Jobs –
1. Translate this sentence from the THG article into Spanish: "The share price slump came after THG's share price shot up 45% on Monday to 95.8p after it revealed a buyout approach from the private equity group Apollo."
2. Write out the THG article word for word, starting at the words "Shares in the" and stopping after "2.7% to £2.2bn.".

Passage provided –
- - -

Shares in the troubled group dived 17% on Tuesday as it revealed that pretax losses had almost tripled in the year to 31 March while sales had risen just 2.7% to £2.2bn.
THG, formerly known as The Hut Group, said it had faced higher prices for vital commodities including whey, a product in its sports nutrition business. It had also taken on one-off costs from cutting 2,000 jobs at ditched divisions including the specialist cycling site ProBikeKit. The group has written down the value of assets to reflect “more challenging global markets”.
The share price slump came after THG’s share price shot up 45% on Monday to 95.8p after it revealed a buyout approach from the private equity group Apollo.
In its full-year update on Tuesday, the online shopping group, whose largest shareholder is its founder and chief executive, Matthew Moulding, gave no further details about the offer. It said on Monday that the approach was a “highly preliminary and non-binding indicative proposal”, and that there was no guarantee a firm offer would be made.
Moulding admitted that underlying profits was“not where we planned at the start of the year” and said this was “largely the result of our strategy to minimise the impact of inflation upon our customer base”.
“The challenging macro and inflationary environment required decisive action across the business with around £100m of efficiency savings delivered. A much-improved outlook on many key cost inputs gives us confidence in an improved financial performance as the year progresses.”

- - -

Entries shown –

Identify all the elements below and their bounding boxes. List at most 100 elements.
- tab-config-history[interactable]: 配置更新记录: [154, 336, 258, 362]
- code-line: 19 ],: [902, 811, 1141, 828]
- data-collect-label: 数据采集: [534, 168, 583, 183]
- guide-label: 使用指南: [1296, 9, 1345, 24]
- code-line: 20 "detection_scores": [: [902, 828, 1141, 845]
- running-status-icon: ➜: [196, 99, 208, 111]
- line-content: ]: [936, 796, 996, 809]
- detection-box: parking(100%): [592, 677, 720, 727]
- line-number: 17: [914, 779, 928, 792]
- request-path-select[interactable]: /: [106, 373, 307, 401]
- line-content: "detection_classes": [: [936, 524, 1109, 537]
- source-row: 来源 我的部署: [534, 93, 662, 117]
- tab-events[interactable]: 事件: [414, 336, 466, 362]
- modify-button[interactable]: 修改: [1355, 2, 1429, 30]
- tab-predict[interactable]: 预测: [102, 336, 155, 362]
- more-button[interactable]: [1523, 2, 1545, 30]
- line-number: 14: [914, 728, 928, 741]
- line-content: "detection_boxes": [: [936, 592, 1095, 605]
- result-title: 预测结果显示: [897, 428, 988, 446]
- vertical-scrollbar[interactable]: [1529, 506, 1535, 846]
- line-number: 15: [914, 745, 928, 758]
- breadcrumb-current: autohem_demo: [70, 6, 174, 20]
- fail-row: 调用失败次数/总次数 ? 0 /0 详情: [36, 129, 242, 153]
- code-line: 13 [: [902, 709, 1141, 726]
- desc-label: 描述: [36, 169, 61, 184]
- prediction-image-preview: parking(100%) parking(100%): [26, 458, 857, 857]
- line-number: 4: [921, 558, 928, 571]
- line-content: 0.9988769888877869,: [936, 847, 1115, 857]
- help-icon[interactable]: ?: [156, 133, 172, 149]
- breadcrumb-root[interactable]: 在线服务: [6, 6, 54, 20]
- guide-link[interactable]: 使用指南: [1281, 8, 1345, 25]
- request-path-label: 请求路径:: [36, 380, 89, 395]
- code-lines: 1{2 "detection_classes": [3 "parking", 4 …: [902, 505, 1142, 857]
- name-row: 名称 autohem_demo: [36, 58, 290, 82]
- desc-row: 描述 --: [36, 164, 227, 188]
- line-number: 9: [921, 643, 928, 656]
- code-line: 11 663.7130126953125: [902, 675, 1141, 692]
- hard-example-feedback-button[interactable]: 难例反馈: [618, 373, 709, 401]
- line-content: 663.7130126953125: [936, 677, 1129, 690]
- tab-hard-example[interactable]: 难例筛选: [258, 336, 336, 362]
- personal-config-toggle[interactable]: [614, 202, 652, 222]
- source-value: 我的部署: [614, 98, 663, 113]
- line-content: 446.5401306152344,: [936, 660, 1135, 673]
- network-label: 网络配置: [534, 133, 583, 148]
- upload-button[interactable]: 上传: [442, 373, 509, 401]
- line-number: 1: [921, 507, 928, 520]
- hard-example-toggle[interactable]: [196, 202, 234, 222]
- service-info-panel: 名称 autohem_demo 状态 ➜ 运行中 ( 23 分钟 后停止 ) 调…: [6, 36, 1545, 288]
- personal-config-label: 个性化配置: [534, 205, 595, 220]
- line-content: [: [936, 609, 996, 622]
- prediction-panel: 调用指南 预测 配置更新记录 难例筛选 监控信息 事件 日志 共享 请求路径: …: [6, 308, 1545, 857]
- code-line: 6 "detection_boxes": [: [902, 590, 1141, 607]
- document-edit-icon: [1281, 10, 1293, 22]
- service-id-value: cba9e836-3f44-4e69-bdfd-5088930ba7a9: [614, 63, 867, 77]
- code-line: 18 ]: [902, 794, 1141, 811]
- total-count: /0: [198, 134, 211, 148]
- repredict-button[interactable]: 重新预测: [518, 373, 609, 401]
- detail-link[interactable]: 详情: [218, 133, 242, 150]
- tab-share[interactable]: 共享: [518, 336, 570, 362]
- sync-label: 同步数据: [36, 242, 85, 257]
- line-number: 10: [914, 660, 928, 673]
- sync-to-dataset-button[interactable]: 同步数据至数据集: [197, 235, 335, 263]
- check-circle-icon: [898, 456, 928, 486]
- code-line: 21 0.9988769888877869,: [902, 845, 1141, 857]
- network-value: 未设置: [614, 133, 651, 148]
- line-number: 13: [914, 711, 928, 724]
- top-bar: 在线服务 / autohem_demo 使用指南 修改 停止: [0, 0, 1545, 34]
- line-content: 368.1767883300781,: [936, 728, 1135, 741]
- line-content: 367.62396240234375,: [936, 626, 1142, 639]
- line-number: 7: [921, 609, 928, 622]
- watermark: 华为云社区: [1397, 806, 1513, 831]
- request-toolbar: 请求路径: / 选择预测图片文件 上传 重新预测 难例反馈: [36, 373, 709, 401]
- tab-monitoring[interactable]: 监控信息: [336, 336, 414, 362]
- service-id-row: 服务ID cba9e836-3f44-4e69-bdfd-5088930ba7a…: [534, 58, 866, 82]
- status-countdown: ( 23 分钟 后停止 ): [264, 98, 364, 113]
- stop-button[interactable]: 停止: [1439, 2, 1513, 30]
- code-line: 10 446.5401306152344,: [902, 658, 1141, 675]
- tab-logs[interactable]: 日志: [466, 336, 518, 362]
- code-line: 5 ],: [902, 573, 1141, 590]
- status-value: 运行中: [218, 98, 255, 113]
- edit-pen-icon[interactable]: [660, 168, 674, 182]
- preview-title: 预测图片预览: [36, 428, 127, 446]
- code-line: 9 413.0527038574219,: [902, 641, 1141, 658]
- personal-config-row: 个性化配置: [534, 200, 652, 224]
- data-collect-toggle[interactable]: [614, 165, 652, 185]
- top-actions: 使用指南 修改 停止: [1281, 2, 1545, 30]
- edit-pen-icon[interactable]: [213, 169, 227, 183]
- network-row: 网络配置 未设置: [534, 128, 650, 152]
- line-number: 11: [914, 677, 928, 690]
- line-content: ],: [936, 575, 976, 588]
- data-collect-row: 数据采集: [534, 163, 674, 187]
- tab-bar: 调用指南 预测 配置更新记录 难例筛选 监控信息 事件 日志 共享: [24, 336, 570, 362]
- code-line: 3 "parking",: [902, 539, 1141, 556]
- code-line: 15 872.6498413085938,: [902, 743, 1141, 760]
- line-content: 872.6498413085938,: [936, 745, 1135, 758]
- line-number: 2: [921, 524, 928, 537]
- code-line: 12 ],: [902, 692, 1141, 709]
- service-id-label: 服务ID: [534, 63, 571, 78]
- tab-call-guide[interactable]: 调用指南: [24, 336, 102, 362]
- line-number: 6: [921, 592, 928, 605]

- - -

Outputs for the tasks –
1. La caída del precio de las acciones se produjo después de que el precio de las acciones de THG se disparara un 45% el lunes, hasta 95,8 peniques, tras revelar una propuesta de compra del grupo de capital privado Apollo.

2.
Shares in the troubled group dived 17% on Tuesday as it revealed that pretax losses had almost tripled in the year to 31 March while sales had risen just 2.7% to £2.2bn.